Few traditions at The Citadel have undergone more scrutiny or aroused more interest than the fourth class system. Over the years, the fourth class system has been a source of pride and consternation to cadets, alumni and administrators, and although the system changed from year to year and in some cases semester to semester, Citadel personnel have been quick to protect the system’s presumably “time honored” traditions from “outside” tampering. In actuality, most of the system’s traditions are best viewed as a series of modern reactions to contemporary developments.
During World War II as cadet enrollment dropped drastically, The Citadel officially suspended the fourth class system for four years, reinstating a modified set of rules and regulations in 1947. The late 1950s and 1960s witnessed gradual, but dramatic changes within the fourth class system as informal changes, originating within the barracks, evolved into officially sanctioned aspects of knob year. 1967 graduate Pat Conroy remembers Citadel President General Mark Clark boasting “that the school would have the toughest plebe system in the world,” adding “I personally attest that he succeeded admirably.” Conroy describes the plebe system he endured as “mind-numbing, savage, unrelenting, and base.” Many people dismiss the novelist’s accounts as literary hyperbole, and Conroy himself accepts the skepticism of older graduates who saw no similarities between their freshman year and the one he describes. He explains, however, that “over a period of time, the system had evolved into the extreme form of mob violence my classmates and I experienced.” Alumni from earlier eras concede that physical violence formed a part of their fourth class system, but they characterize these acts as more rambunctious than malicious. When asked to compare his freshmen experience to the experiences of later cadets, a 1938 graduate commented that at some point “the whole place down there got mean.”
Indeed, in the post-World War II years, what had started out as a rigorous yet controlled method of military instruction transformed into a grueling test of a cadet’s presumed toughness. The practice of demanding freshmen do “on the spot” push-ups originated towards the end of the 1950s, and quickly became one of the most zealously guarded corps wide “traditions.” The beginning of the 1960s saw the introduction of the “knob” haircut whereby each new cadet had his head shaved practically to the scalp. Such practices were unfamiliar to earlier generations of alumni and many remember how shocked they were the first time they saw cadets sporting this new knob look. News of physical hazing in the mess hall and barracks increased during the 1960s and 1970s, vexing school officials and prompting three internal reviews of the system in an 11-year span. Each report reinforced the other, finding that many of these traditions were not traditions at all, but merely “experiences of the preceding one or two years” that had, according to one Commandant of Cadets, rendered plebe year “less a training program than an extended hazing session.” Although these studies had been conducted by Citadel alumni and other school officials, they were denounced by many as the work of “outsiders” and quickly dismissed.

- [Tasks and exercises]
**a.** Please output the text of the passage on The Citadel's fourth class system between "Few traditions at" and "to contemporary developments.", inclusive, word for word.
**b.** Go on with the passage on The Citadel's fourth class system, picking up right after its final sentence.
The entries after this point are separate material from the passage on The Citadel's fourth class system.

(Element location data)
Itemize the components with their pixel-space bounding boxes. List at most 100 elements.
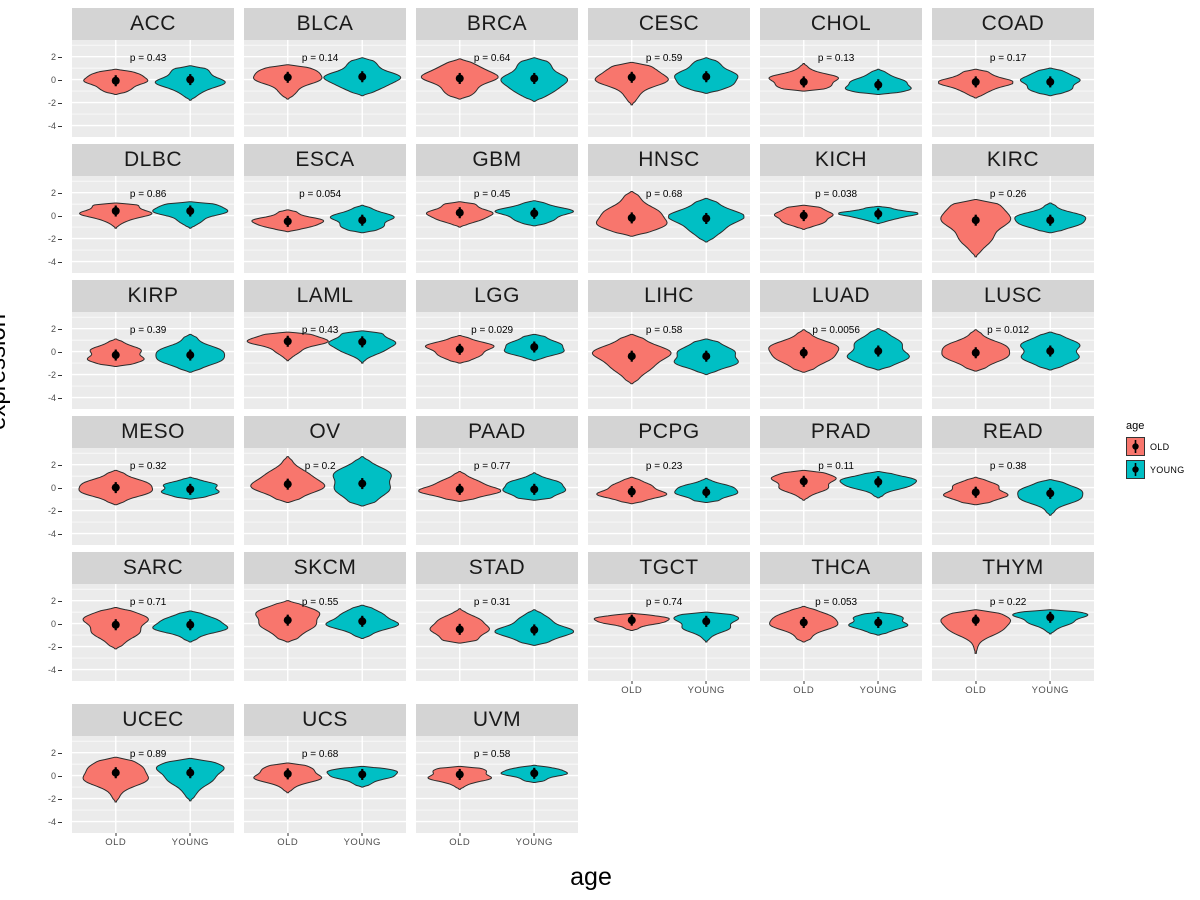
y-tick-label: 0 (50, 482, 56, 493)
y-tick-label: -2 (47, 233, 56, 244)
facet-CESC: CESC p = 0.59 (588, 8, 750, 137)
violin-panel-CHOL: p = 0.13 (760, 40, 922, 137)
violin-panel-HNSC: p = 0.68 (588, 176, 750, 273)
legend: age OLD YOUNG (1126, 420, 1198, 483)
x-tick-mark (1049, 681, 1051, 684)
median-point-SKCM-young (358, 617, 367, 626)
legend-entry-old: OLD (1126, 437, 1198, 456)
y-tick-mark (58, 464, 62, 466)
facet-UCEC: UCEC p = 0.89 OLD YOUNG (72, 704, 234, 849)
facet-PAAD: PAAD p = 0.77 (416, 416, 578, 545)
facet-strip-COAD: COAD (932, 8, 1094, 40)
x-tick-mark (189, 833, 191, 836)
facet-strip-KIRP: KIRP (72, 280, 234, 312)
violin-panel-LUSC: p = 0.012 (932, 312, 1094, 409)
violin-KIRC-old (940, 199, 1012, 258)
facet-strip-CHOL: CHOL (760, 8, 922, 40)
y-axis-ticks-row-3: 2 0 -2 -4 (36, 280, 62, 409)
y-tick-label: -4 (47, 528, 56, 539)
facet-strip-LAML: LAML (244, 280, 406, 312)
median-point-SKCM-old (283, 616, 292, 625)
x-tick-label-old: OLD (621, 685, 643, 696)
median-point-THYM-young (1046, 613, 1055, 622)
y-axis-ticks-row-6: 2 0 -2 -4 (36, 704, 62, 833)
facet-COAD: COAD p = 0.17 (932, 8, 1094, 137)
p-value-label-BLCA: p = 0.14 (302, 53, 339, 64)
median-point-THCA-young (874, 618, 883, 627)
y-tick-mark (58, 56, 62, 58)
p-value-label-LAML: p = 0.43 (302, 325, 339, 336)
p-value-label-KICH: p = 0.038 (815, 189, 857, 200)
y-tick-mark (58, 533, 62, 535)
x-tick-label-old: OLD (449, 837, 471, 848)
facet-strip-KIRC: KIRC (932, 144, 1094, 176)
facet-READ: READ p = 0.38 (932, 416, 1094, 545)
facet-PCPG: PCPG p = 0.23 (588, 416, 750, 545)
y-tick-label: -2 (47, 641, 56, 652)
facet-strip-KICH: KICH (760, 144, 922, 176)
x-tick-label-old: OLD (965, 685, 987, 696)
median-point-PCPG-old (627, 487, 636, 496)
median-point-GBM-young (530, 209, 539, 218)
facet-grid: 2 0 -2 -4 ACC p = 0.43 BLCA p = 0.14 BRCA p = 0.6… (36, 8, 1094, 849)
x-tick-mark (631, 681, 633, 684)
median-point-CHOL-young (874, 80, 883, 89)
violin-panel-BRCA: p = 0.64 (416, 40, 578, 137)
facet-strip-BLCA: BLCA (244, 8, 406, 40)
x-tick-label-old: OLD (793, 685, 815, 696)
facet-strip-PRAD: PRAD (760, 416, 922, 448)
empty-cell (760, 704, 922, 705)
y-tick-label: 2 (50, 187, 56, 198)
violin-panel-PCPG: p = 0.23 (588, 448, 750, 545)
p-value-label-SARC: p = 0.71 (130, 597, 167, 608)
y-tick-label: -2 (47, 369, 56, 380)
y-tick-label: -2 (47, 505, 56, 516)
median-point-PRAD-young (874, 477, 883, 486)
p-value-label-UVM: p = 0.58 (474, 749, 511, 760)
facet-strip-PAAD: PAAD (416, 416, 578, 448)
facet-KICH: KICH p = 0.038 (760, 144, 922, 273)
p-value-label-READ: p = 0.38 (990, 461, 1027, 472)
y-tick-mark (58, 397, 62, 399)
facet-strip-UCS: UCS (244, 704, 406, 736)
median-point-BLCA-young (358, 72, 367, 81)
facet-strip-OV: OV (244, 416, 406, 448)
p-value-label-OV: p = 0.2 (305, 461, 336, 472)
violin-panel-DLBC: p = 0.86 (72, 176, 234, 273)
y-tick-mark (58, 215, 62, 217)
facet-row-1: 2 0 -2 -4 ACC p = 0.43 BLCA p = 0.14 BRCA p = 0.6… (36, 8, 1094, 137)
median-point-CESC-young (702, 72, 711, 81)
median-point-LUAD-old (799, 348, 808, 357)
y-tick-mark (58, 646, 62, 648)
y-tick-label: -4 (47, 816, 56, 827)
facet-LGG: LGG p = 0.029 (416, 280, 578, 409)
median-point-UVM-old (455, 770, 464, 779)
median-point-LIHC-young (702, 352, 711, 361)
facet-strip-HNSC: HNSC (588, 144, 750, 176)
facet-strip-UVM: UVM (416, 704, 578, 736)
y-tick-label: 2 (50, 51, 56, 62)
median-point-UCS-old (283, 769, 292, 778)
facet-strip-LUSC: LUSC (932, 280, 1094, 312)
facet-strip-DLBC: DLBC (72, 144, 234, 176)
x-tick-mark (287, 833, 289, 836)
median-point-MESO-young (186, 485, 195, 494)
facet-KIRC: KIRC p = 0.26 (932, 144, 1094, 273)
y-axis-ticks-row-5: 2 0 -2 -4 (36, 552, 62, 681)
y-tick-mark (58, 374, 62, 376)
violin-panel-READ: p = 0.38 (932, 448, 1094, 545)
p-value-label-HNSC: p = 0.68 (646, 189, 683, 200)
y-tick-label: 0 (50, 210, 56, 221)
y-tick-label: 2 (50, 595, 56, 606)
median-point-OV-young (358, 479, 367, 488)
violin-panel-LIHC: p = 0.58 (588, 312, 750, 409)
legend-label-young: YOUNG (1150, 464, 1185, 475)
median-point-BRCA-old (455, 74, 464, 83)
violin-panel-UCEC: p = 0.89 (72, 736, 234, 833)
median-point-LAML-young (358, 337, 367, 346)
legend-title: age (1126, 420, 1145, 432)
facet-LUAD: LUAD p = 0.0056 (760, 280, 922, 409)
median-point-ACC-old (111, 76, 120, 85)
x-tick-label-young: YOUNG (343, 837, 381, 848)
p-value-label-THYM: p = 0.22 (990, 597, 1027, 608)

- [Answers to the tasks]
**a.**
Few traditions at The Citadel have undergone more scrutiny or aroused more interest than the fourth class system. Over the years, the fourth class system has been a source of pride and consternation to cadets, alumni and administrators, and although the system changed from year to year and in some cases semester to semester, Citadel personnel have been quick to protect the system’s presumably “time honored” traditions from “outside” tampering. In actuality, most of the system’s traditions are best viewed as a series of modern reactions to contemporary developments.

**b.**
Many of these changes within the fourth class system reflected either the corps’ acceptance of or resistance to larger trends within American society. The 1960s witnessed the most dramatic modifications and can be seen as a unique reaction to the broader student protests occurring outside The Citadel’s gates. Knob haircuts, for example, stood in direct contrast to the longer, shaggier hairstyles adopted by young men at other colleges and universities. At the same time, however, other elements of the 1960s student movement made their way past Lesesne Gate and mixed with aspects of the southern military tradition to encourage cadets to mount vocal challenges to the college’s rules and regulations.
In the mid-1960s, to protest what they saw as nitpicky, Mickey Mouse regulations, certain unknown members of the corps painted an image of the famous rodent on the water tower overlooking the campus. As new freshmen shed their hair, upperclassmen looked to shed their dress grays, lobbying school officials to change the off-campus uniform requirements, increase the number and length of cadet furloughs, and allow students to keep TVs and coffee makers in the barracks. School administrators responded, increasing cadets’ leave time and in 1970 authorizing the wearing of a “blazer uniform” for Juniors and Seniors. Several years later, Seniors would be allowed to wear civilian coats and ties while on weekend leave.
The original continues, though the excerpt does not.